RECORDS FOR THE TASK:
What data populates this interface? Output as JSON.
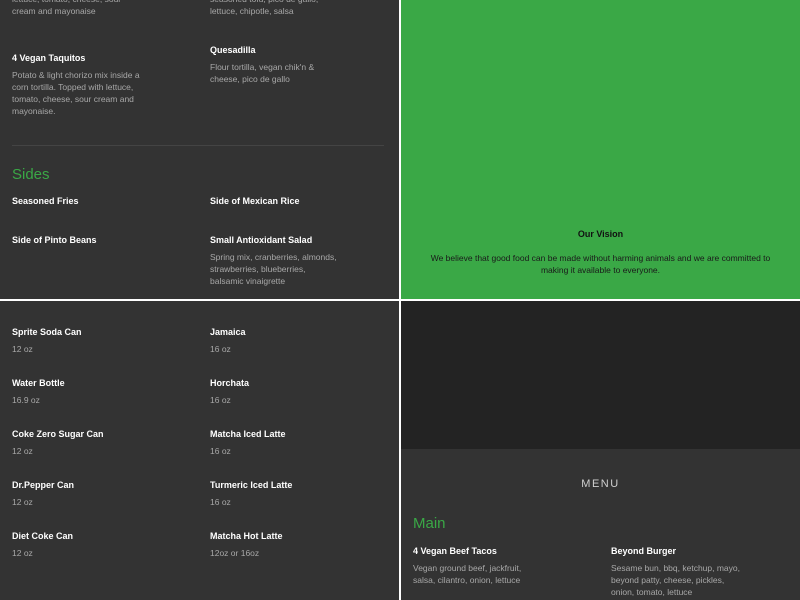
{
  "top_left": {
    "partial_items": [
      {
        "desc": "lettuce, tomato, cheese, sour cream and mayonaise"
      }
    ],
    "items": [
      {
        "name": "4 Vegan Taquitos",
        "desc": "Potato & light chorizo mix inside a corn tortilla. Topped with lettuce, tomato, cheese, sour cream and mayonaise."
      }
    ],
    "right_partial": {
      "desc": "seasoned tofu, pico de gallo, lettuce, chipotle, salsa"
    },
    "right_items": [
      {
        "name": "Quesadilla",
        "desc": "Flour tortilla, vegan chik'n & cheese, pico de gallo"
      }
    ],
    "sides": {
      "title": "Sides",
      "items": [
        {
          "name": "Seasoned Fries",
          "desc": ""
        },
        {
          "name": "Side of Mexican Rice",
          "desc": ""
        },
        {
          "name": "Side of Pinto Beans",
          "desc": ""
        },
        {
          "name": "Small Antioxidant Salad",
          "desc": "Spring mix, cranberries, almonds, strawberries, blueberries, balsamic vinaigrette"
        }
      ]
    }
  },
  "vision": {
    "title": "Our Vision",
    "text": "We believe that good food can be made without harming animals and we are committed to making it available to everyone.",
    "bg_color": "#3aa846"
  },
  "drinks": [
    {
      "name": "Sprite Soda Can",
      "desc": "12 oz"
    },
    {
      "name": "Jamaica",
      "desc": "16 oz"
    },
    {
      "name": "Water Bottle",
      "desc": "16.9 oz"
    },
    {
      "name": "Horchata",
      "desc": "16 oz"
    },
    {
      "name": "Coke Zero Sugar Can",
      "desc": "12 oz"
    },
    {
      "name": "Matcha Iced Latte",
      "desc": "16 oz"
    },
    {
      "name": "Dr.Pepper Can",
      "desc": "12 oz"
    },
    {
      "name": "Turmeric Iced Latte",
      "desc": "16 oz"
    },
    {
      "name": "Diet Coke Can",
      "desc": "12 oz"
    },
    {
      "name": "Matcha Hot Latte",
      "desc": "12oz or 16oz"
    }
  ],
  "menu": {
    "heading": "MENU",
    "main_title": "Main",
    "items": [
      {
        "name": "4 Vegan Beef Tacos",
        "desc": "Vegan ground beef, jackfruit, salsa, cilantro, onion, lettuce"
      },
      {
        "name": "Beyond Burger",
        "desc": "Sesame bun, bbq, ketchup, mayo, beyond patty, cheese, pickles, onion, tomato, lettuce"
      }
    ]
  },
  "colors": {
    "accent": "#3aa846",
    "panel_bg": "#333333",
    "hero_bg": "#232323"
  }
}
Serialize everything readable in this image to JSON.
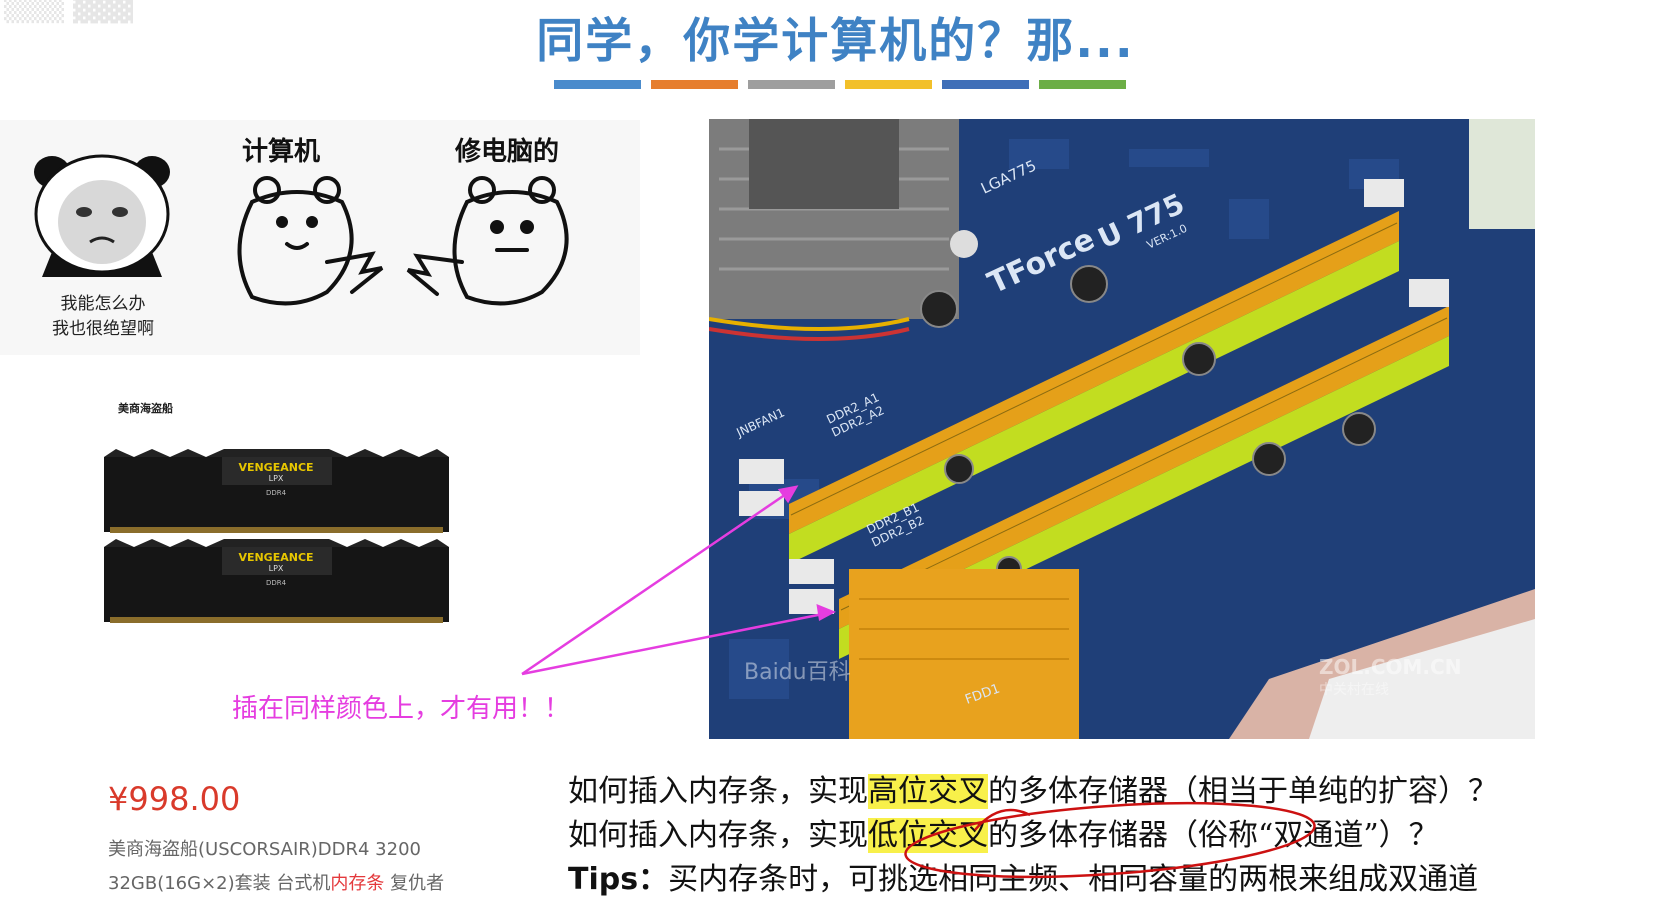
{
  "slide": {
    "title": "同学，你学计算机的？那...",
    "accent_colors": [
      "#4a8bcc",
      "#e67e2e",
      "#9e9e9e",
      "#f2c02a",
      "#3f6fb8",
      "#6cae46"
    ]
  },
  "meme": {
    "caption_line1": "我能怎么办",
    "caption_line2": "我也很绝望啊",
    "label_left": "计算机",
    "label_right": "修电脑的"
  },
  "product": {
    "brand_logo": "美商海盗船",
    "module_label": "VENGEANCE",
    "module_sublabel": "LPX",
    "module_type": "DDR4",
    "price": "¥998.00",
    "desc_line1": "美商海盗船(USCORSAIR)DDR4 3200",
    "desc_line2_a": "32GB(16G×2)套装 台式机",
    "desc_line2_b": "内存条",
    "desc_line2_c": " 复仇者"
  },
  "annotation": {
    "text": "插在同样颜色上，才有用！！"
  },
  "photo": {
    "cpu_socket": "LGA775",
    "board_brand": "TForce",
    "board_model": "U 775",
    "board_ver": "VER:1.0",
    "slot_a1": "DDR2_A1",
    "slot_a2": "DDR2_A2",
    "slot_b1": "DDR2_B1",
    "slot_b2": "DDR2_B2",
    "fan_label": "JNBFAN1",
    "fdd_label": "FDD1",
    "watermark_left": "Baidu百科",
    "watermark_right": "ZOL.COM.CN",
    "watermark_right_sub": "中关村在线"
  },
  "bottom": {
    "q1_pre": "如何插入内存条，实现",
    "q1_hl": "高位交叉",
    "q1_post": "的多体存储器（相当于单纯的扩容）？",
    "q2_pre": "如何插入内存条，实现",
    "q2_hl": "低位交叉",
    "q2_post": "的多体存储器（俗称“双通道”）？",
    "tips_label": "Tips：",
    "tips_text": "买内存条时，可挑选相同主频、相同容量的两根来组成双通道"
  },
  "colors": {
    "title": "#3f82c4",
    "annotation": "#e53de0",
    "price": "#d93a2b",
    "highlight": "#f8f04a",
    "slot_orange": "#e8a21e",
    "slot_green": "#c6e022",
    "pcb": "#1f3f78"
  }
}
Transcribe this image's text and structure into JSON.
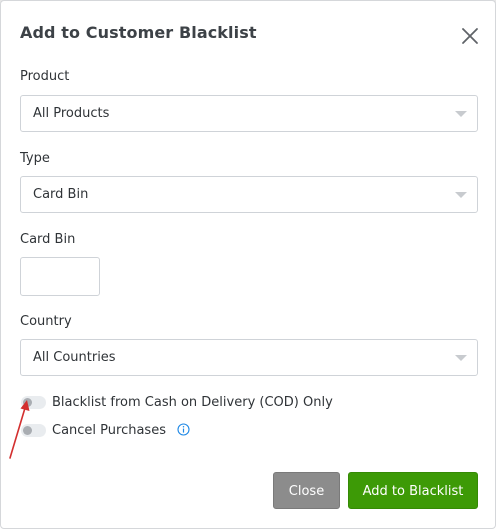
{
  "modal": {
    "title": "Add to Customer Blacklist"
  },
  "fields": {
    "product": {
      "label": "Product",
      "value": "All Products"
    },
    "type": {
      "label": "Type",
      "value": "Card Bin"
    },
    "card_bin": {
      "label": "Card Bin",
      "value": ""
    },
    "country": {
      "label": "Country",
      "value": "All Countries"
    }
  },
  "toggles": {
    "cod_only": {
      "label": "Blacklist from Cash on Delivery (COD) Only",
      "on": false
    },
    "cancel_purchases": {
      "label": "Cancel Purchases",
      "on": false
    }
  },
  "buttons": {
    "close": "Close",
    "add": "Add to Blacklist"
  },
  "colors": {
    "primary_button": "#3d9a06",
    "secondary_button": "#8c8c8c",
    "annotation_arrow": "#d32f2f",
    "info_icon": "#1e88e5"
  },
  "icons": {
    "close": "close-icon",
    "dropdown": "chevron-down-icon",
    "info": "info-icon",
    "annotation": "arrow-annotation"
  }
}
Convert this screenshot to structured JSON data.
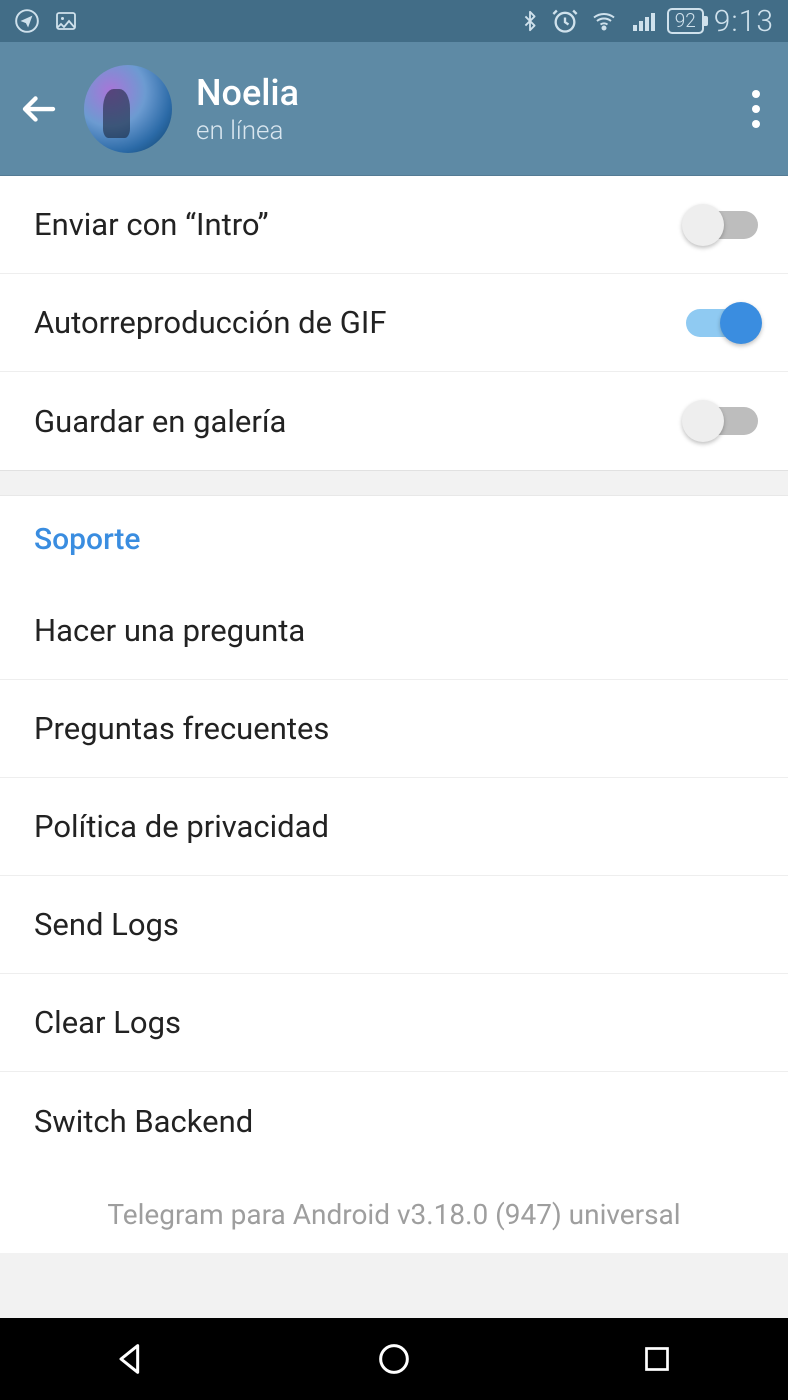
{
  "status_bar": {
    "battery": "92",
    "time": "9:13",
    "icons": {
      "telegram": "telegram-icon",
      "image": "image-icon",
      "bluetooth": "bluetooth-icon",
      "alarm": "alarm-icon",
      "wifi": "wifi-icon",
      "signal": "signal-icon"
    }
  },
  "header": {
    "name": "Noelia",
    "status": "en línea"
  },
  "toggles": [
    {
      "label": "Enviar con “Intro”",
      "value": false
    },
    {
      "label": "Autorreproducción de GIF",
      "value": true
    },
    {
      "label": "Guardar en galería",
      "value": false
    }
  ],
  "support": {
    "title": "Soporte",
    "items": [
      "Hacer una pregunta",
      "Preguntas frecuentes",
      "Política de privacidad",
      "Send Logs",
      "Clear Logs",
      "Switch Backend"
    ]
  },
  "footer": {
    "version": "Telegram para Android v3.18.0 (947) universal"
  },
  "colors": {
    "primary": "#5e8aa5",
    "status_bg": "#426d87",
    "accent": "#3a8de0"
  }
}
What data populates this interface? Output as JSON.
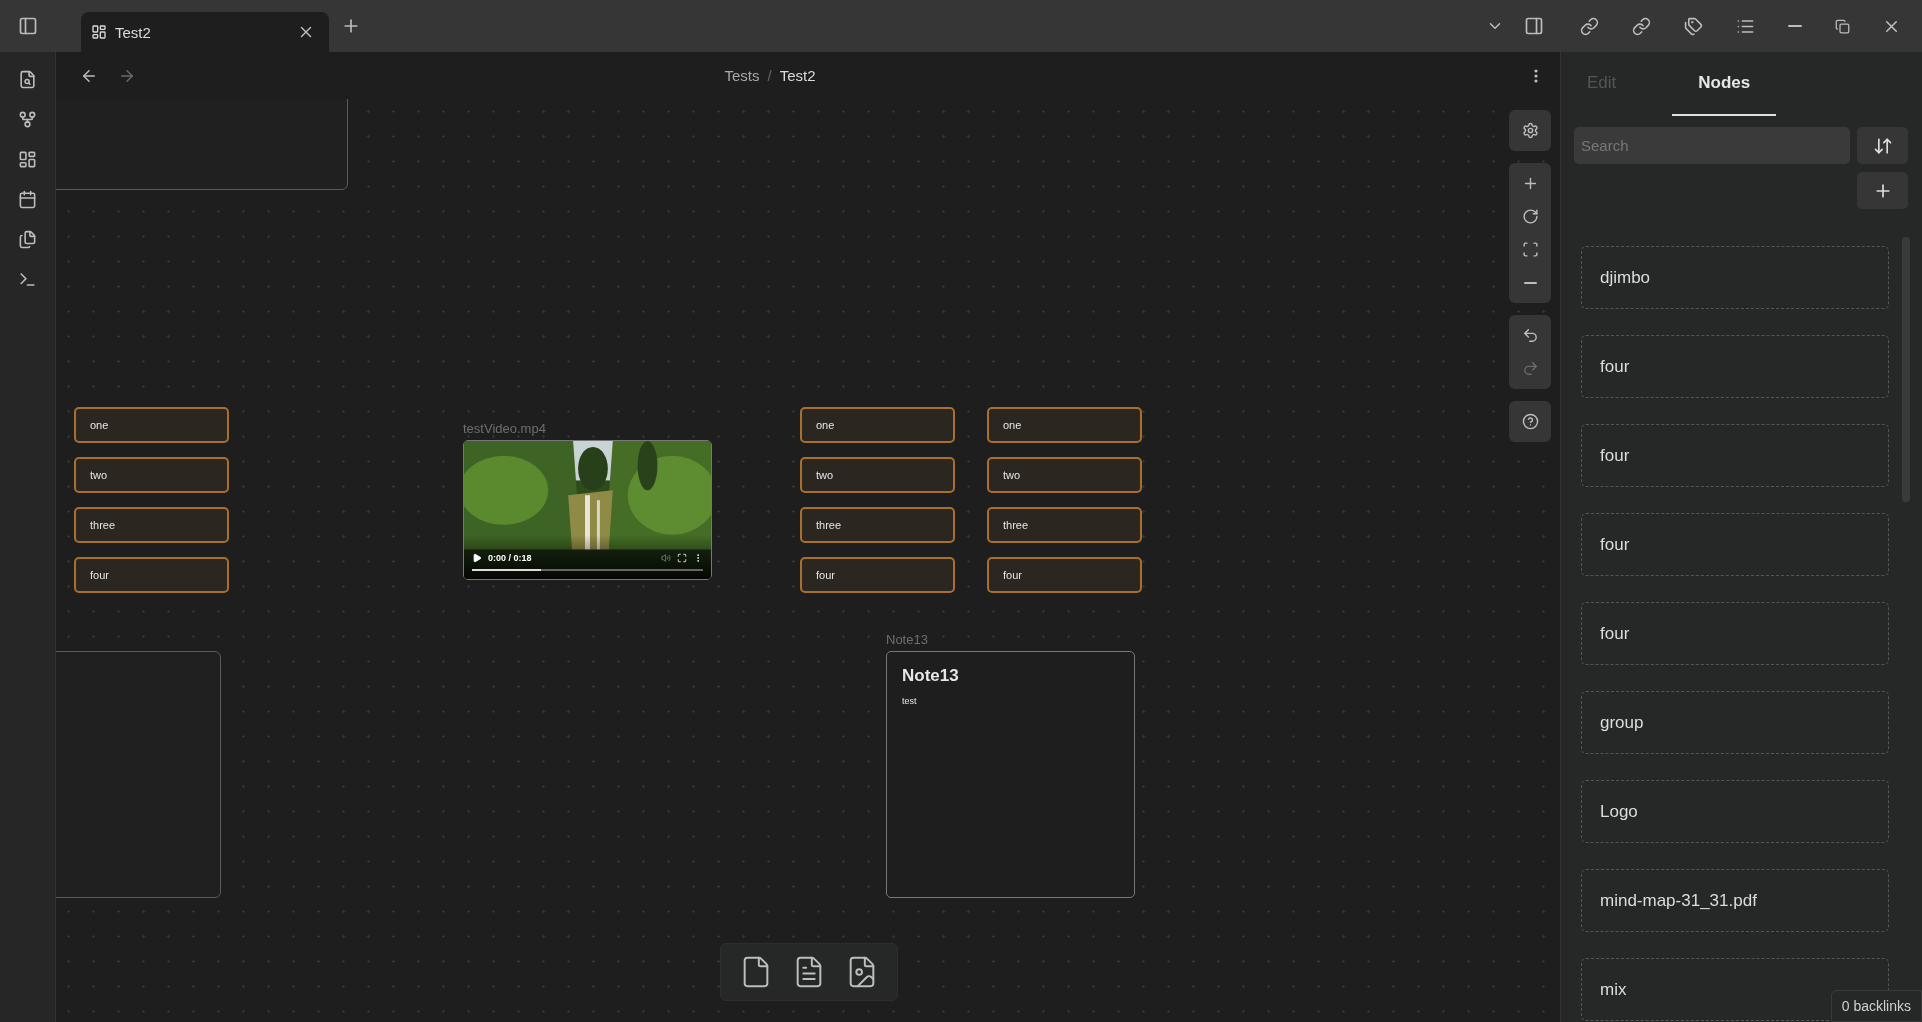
{
  "title_bar": {
    "tabs": [
      {
        "title": "Test2",
        "selected": true
      }
    ]
  },
  "nav": {
    "breadcrumb": {
      "items": [
        "Tests",
        "Test2"
      ],
      "separator": "/"
    }
  },
  "canvas": {
    "nodes": [
      {
        "kind": "card"
      },
      {
        "kind": "stack",
        "items": [
          "one",
          "two",
          "three",
          "four"
        ]
      },
      {
        "kind": "video",
        "label": "testVideo.mp4",
        "time": "0:00 / 0:18",
        "level": 0.3
      },
      {
        "kind": "stack",
        "items": [
          "one",
          "two",
          "three",
          "four"
        ]
      },
      {
        "kind": "stack",
        "items": [
          "one",
          "two",
          "three",
          "four"
        ]
      },
      {
        "kind": "card"
      },
      {
        "kind": "note",
        "label": "Note13",
        "heading": "Note13",
        "body": "test"
      }
    ]
  },
  "sidebar": {
    "tabs": [
      {
        "label": "Edit",
        "selected": false
      },
      {
        "label": "Nodes",
        "selected": true
      }
    ],
    "search": {
      "placeholder": "Search"
    },
    "items": [
      "djimbo",
      "four",
      "four",
      "four",
      "four",
      "group",
      "Logo",
      "mind-map-31_31.pdf",
      "mix"
    ],
    "backlinks": "0 backlinks"
  }
}
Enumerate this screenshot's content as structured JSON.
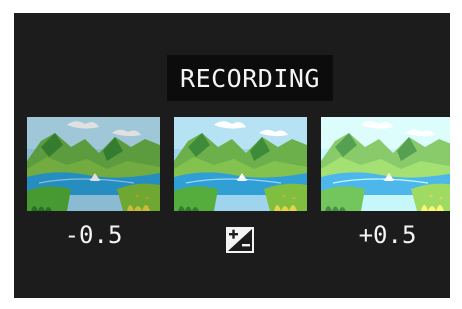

DIRECTIVE: Report how many lines in the records hold the word "JSON", giving the number and nothing else.

FINAL RESULT: 6